### TASK BRIEF
Filter the records below and copy every line containing the word "JSON".

(Records from a dataset)
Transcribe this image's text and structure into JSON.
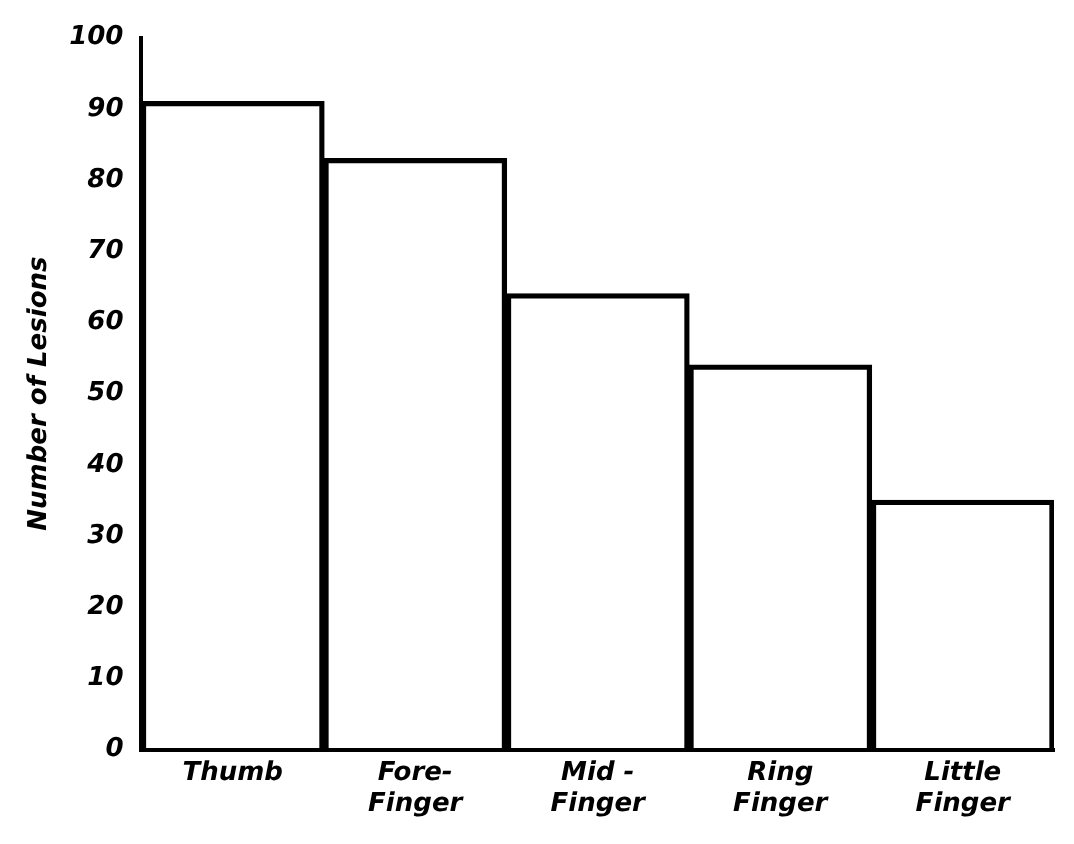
{
  "chart_data": {
    "type": "bar",
    "ylabel": "Number of Lesions",
    "categories": [
      "Thumb",
      "Fore-\nFinger",
      "Mid -\nFinger",
      "Ring\nFinger",
      "Little\nFinger"
    ],
    "values": [
      91,
      83,
      64,
      54,
      35
    ],
    "color": "#000000",
    "ylim": [
      0,
      100
    ],
    "yticks": [
      0,
      10,
      20,
      30,
      40,
      50,
      60,
      70,
      80,
      90,
      100
    ],
    "grid": false
  }
}
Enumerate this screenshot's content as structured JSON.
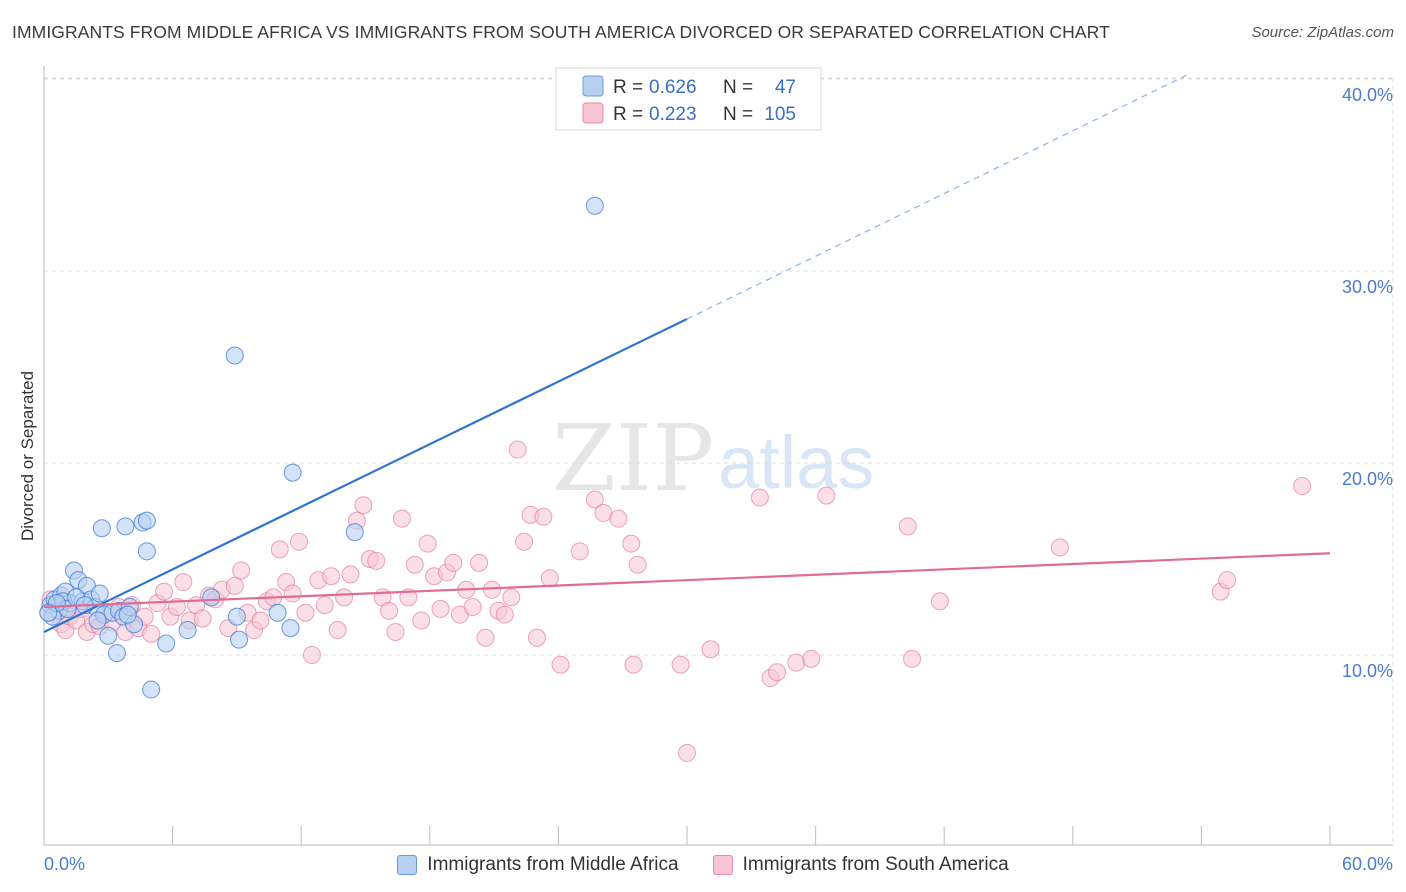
{
  "title": "IMMIGRANTS FROM MIDDLE AFRICA VS IMMIGRANTS FROM SOUTH AMERICA DIVORCED OR SEPARATED CORRELATION CHART",
  "source": "Source: ZipAtlas.com",
  "watermark": {
    "zip": "ZIP",
    "atlas": "atlas"
  },
  "colors": {
    "blue": "#2f74d0",
    "blue_fill": "#b7d0f2",
    "pink": "#e06c96",
    "pink_fill": "#f7c5d4",
    "axis_label": "#4a7cc9"
  },
  "legend": {
    "rows": [
      {
        "r_label": "R =",
        "r_value": "0.626",
        "n_label": "N =",
        "n_value": "47"
      },
      {
        "r_label": "R =",
        "r_value": "0.223",
        "n_label": "N =",
        "n_value": "105"
      }
    ]
  },
  "bottom_legend": [
    "Immigrants from Middle Africa",
    "Immigrants from South America"
  ],
  "chart_data": {
    "type": "scatter",
    "title": "IMMIGRANTS FROM MIDDLE AFRICA VS IMMIGRANTS FROM SOUTH AMERICA DIVORCED OR SEPARATED CORRELATION CHART",
    "xlabel": "",
    "ylabel": "Divorced or Separated",
    "xlim": [
      0,
      60
    ],
    "ylim": [
      0,
      41
    ],
    "x_tick_labels": {
      "min": "0.0%",
      "max": "60.0%"
    },
    "y_ticks": [
      10,
      20,
      30,
      40
    ],
    "y_tick_labels": [
      "10.0%",
      "20.0%",
      "30.0%",
      "40.0%"
    ],
    "grid": true,
    "series": [
      {
        "name": "Immigrants from Middle Africa",
        "color": "#2f74d0",
        "R": 0.626,
        "N": 47,
        "trend": {
          "x0": 0,
          "y0": 11.2,
          "x1": 30,
          "y1": 27.5,
          "dashed_to_x": 53.5,
          "dashed_to_y": 40.3
        },
        "points": [
          [
            0.3,
            12.6
          ],
          [
            0.5,
            12.9
          ],
          [
            0.7,
            12.3
          ],
          [
            0.8,
            13.1
          ],
          [
            1.0,
            13.3
          ],
          [
            1.2,
            12.7
          ],
          [
            1.4,
            14.4
          ],
          [
            1.6,
            13.9
          ],
          [
            1.8,
            12.8
          ],
          [
            2.0,
            13.6
          ],
          [
            2.2,
            12.9
          ],
          [
            2.4,
            12.5
          ],
          [
            2.6,
            13.2
          ],
          [
            2.8,
            12.1
          ],
          [
            3.0,
            11.0
          ],
          [
            3.2,
            12.2
          ],
          [
            3.5,
            12.3
          ],
          [
            3.7,
            12.0
          ],
          [
            4.0,
            12.5
          ],
          [
            4.2,
            11.6
          ],
          [
            2.7,
            16.6
          ],
          [
            3.8,
            16.7
          ],
          [
            4.6,
            16.9
          ],
          [
            4.8,
            17.0
          ],
          [
            4.8,
            15.4
          ],
          [
            3.4,
            10.1
          ],
          [
            5.0,
            8.2
          ],
          [
            5.7,
            10.6
          ],
          [
            6.7,
            11.3
          ],
          [
            7.8,
            13.0
          ],
          [
            9.0,
            12.0
          ],
          [
            9.1,
            10.8
          ],
          [
            10.9,
            12.2
          ],
          [
            11.5,
            11.4
          ],
          [
            8.9,
            25.6
          ],
          [
            11.6,
            19.5
          ],
          [
            14.5,
            16.4
          ],
          [
            25.7,
            33.4
          ],
          [
            0.4,
            12.0
          ],
          [
            0.9,
            12.8
          ],
          [
            1.1,
            12.4
          ],
          [
            1.5,
            13.0
          ],
          [
            1.9,
            12.6
          ],
          [
            2.5,
            11.8
          ],
          [
            3.9,
            12.1
          ],
          [
            0.6,
            12.7
          ],
          [
            0.2,
            12.2
          ]
        ]
      },
      {
        "name": "Immigrants from South America",
        "color": "#e06c96",
        "R": 0.223,
        "N": 105,
        "trend": {
          "x0": 0,
          "y0": 12.5,
          "x1": 60,
          "y1": 15.3
        },
        "points": [
          [
            0.2,
            12.2
          ],
          [
            0.5,
            12.7
          ],
          [
            0.8,
            11.6
          ],
          [
            1.0,
            11.3
          ],
          [
            1.2,
            12.0
          ],
          [
            1.5,
            11.8
          ],
          [
            1.8,
            12.4
          ],
          [
            2.0,
            11.2
          ],
          [
            2.3,
            11.6
          ],
          [
            2.6,
            11.5
          ],
          [
            2.9,
            12.2
          ],
          [
            3.2,
            11.7
          ],
          [
            3.5,
            12.5
          ],
          [
            3.8,
            11.2
          ],
          [
            4.1,
            12.6
          ],
          [
            4.4,
            11.4
          ],
          [
            4.7,
            12.0
          ],
          [
            5.0,
            11.1
          ],
          [
            5.3,
            12.7
          ],
          [
            5.6,
            13.3
          ],
          [
            5.9,
            12.0
          ],
          [
            6.2,
            12.5
          ],
          [
            6.5,
            13.8
          ],
          [
            6.8,
            11.8
          ],
          [
            7.1,
            12.6
          ],
          [
            7.4,
            11.9
          ],
          [
            7.7,
            13.1
          ],
          [
            8.0,
            12.9
          ],
          [
            8.3,
            13.4
          ],
          [
            8.6,
            11.4
          ],
          [
            8.9,
            13.6
          ],
          [
            9.2,
            14.4
          ],
          [
            9.5,
            12.2
          ],
          [
            9.8,
            11.3
          ],
          [
            10.1,
            11.8
          ],
          [
            10.4,
            12.8
          ],
          [
            10.7,
            13.0
          ],
          [
            11.0,
            15.5
          ],
          [
            11.3,
            13.8
          ],
          [
            11.6,
            13.2
          ],
          [
            11.9,
            15.9
          ],
          [
            12.2,
            12.2
          ],
          [
            12.5,
            10.0
          ],
          [
            12.8,
            13.9
          ],
          [
            13.1,
            12.6
          ],
          [
            13.4,
            14.1
          ],
          [
            13.7,
            11.3
          ],
          [
            14.0,
            13.0
          ],
          [
            14.3,
            14.2
          ],
          [
            14.6,
            17.0
          ],
          [
            14.9,
            17.8
          ],
          [
            15.2,
            15.0
          ],
          [
            15.5,
            14.9
          ],
          [
            15.8,
            13.0
          ],
          [
            16.1,
            12.3
          ],
          [
            16.4,
            11.2
          ],
          [
            16.7,
            17.1
          ],
          [
            17.0,
            13.0
          ],
          [
            17.3,
            14.7
          ],
          [
            17.6,
            11.8
          ],
          [
            17.9,
            15.8
          ],
          [
            18.2,
            14.1
          ],
          [
            18.5,
            12.4
          ],
          [
            18.8,
            14.3
          ],
          [
            19.1,
            14.8
          ],
          [
            19.4,
            12.1
          ],
          [
            19.7,
            13.4
          ],
          [
            20.0,
            12.5
          ],
          [
            20.3,
            14.8
          ],
          [
            20.6,
            10.9
          ],
          [
            20.9,
            13.4
          ],
          [
            21.2,
            12.3
          ],
          [
            21.5,
            12.1
          ],
          [
            21.8,
            13.0
          ],
          [
            22.1,
            20.7
          ],
          [
            22.4,
            15.9
          ],
          [
            22.7,
            17.3
          ],
          [
            23.0,
            10.9
          ],
          [
            23.3,
            17.2
          ],
          [
            23.6,
            14.0
          ],
          [
            24.1,
            9.5
          ],
          [
            25.0,
            15.4
          ],
          [
            25.7,
            18.1
          ],
          [
            26.1,
            17.4
          ],
          [
            26.8,
            17.1
          ],
          [
            27.4,
            15.8
          ],
          [
            27.7,
            14.7
          ],
          [
            27.5,
            9.5
          ],
          [
            29.7,
            9.5
          ],
          [
            30.0,
            4.9
          ],
          [
            31.1,
            10.3
          ],
          [
            33.4,
            18.2
          ],
          [
            33.9,
            8.8
          ],
          [
            34.2,
            9.1
          ],
          [
            35.1,
            9.6
          ],
          [
            35.8,
            9.8
          ],
          [
            36.5,
            18.3
          ],
          [
            40.3,
            16.7
          ],
          [
            40.5,
            9.8
          ],
          [
            41.8,
            12.8
          ],
          [
            47.4,
            15.6
          ],
          [
            54.9,
            13.3
          ],
          [
            55.2,
            13.9
          ],
          [
            58.7,
            18.8
          ],
          [
            0.3,
            12.9
          ]
        ]
      }
    ]
  }
}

### COMPLETE RESPONSE
Transcribe this image's text and structure into JSON.
Enumerate this screenshot's content as structured JSON.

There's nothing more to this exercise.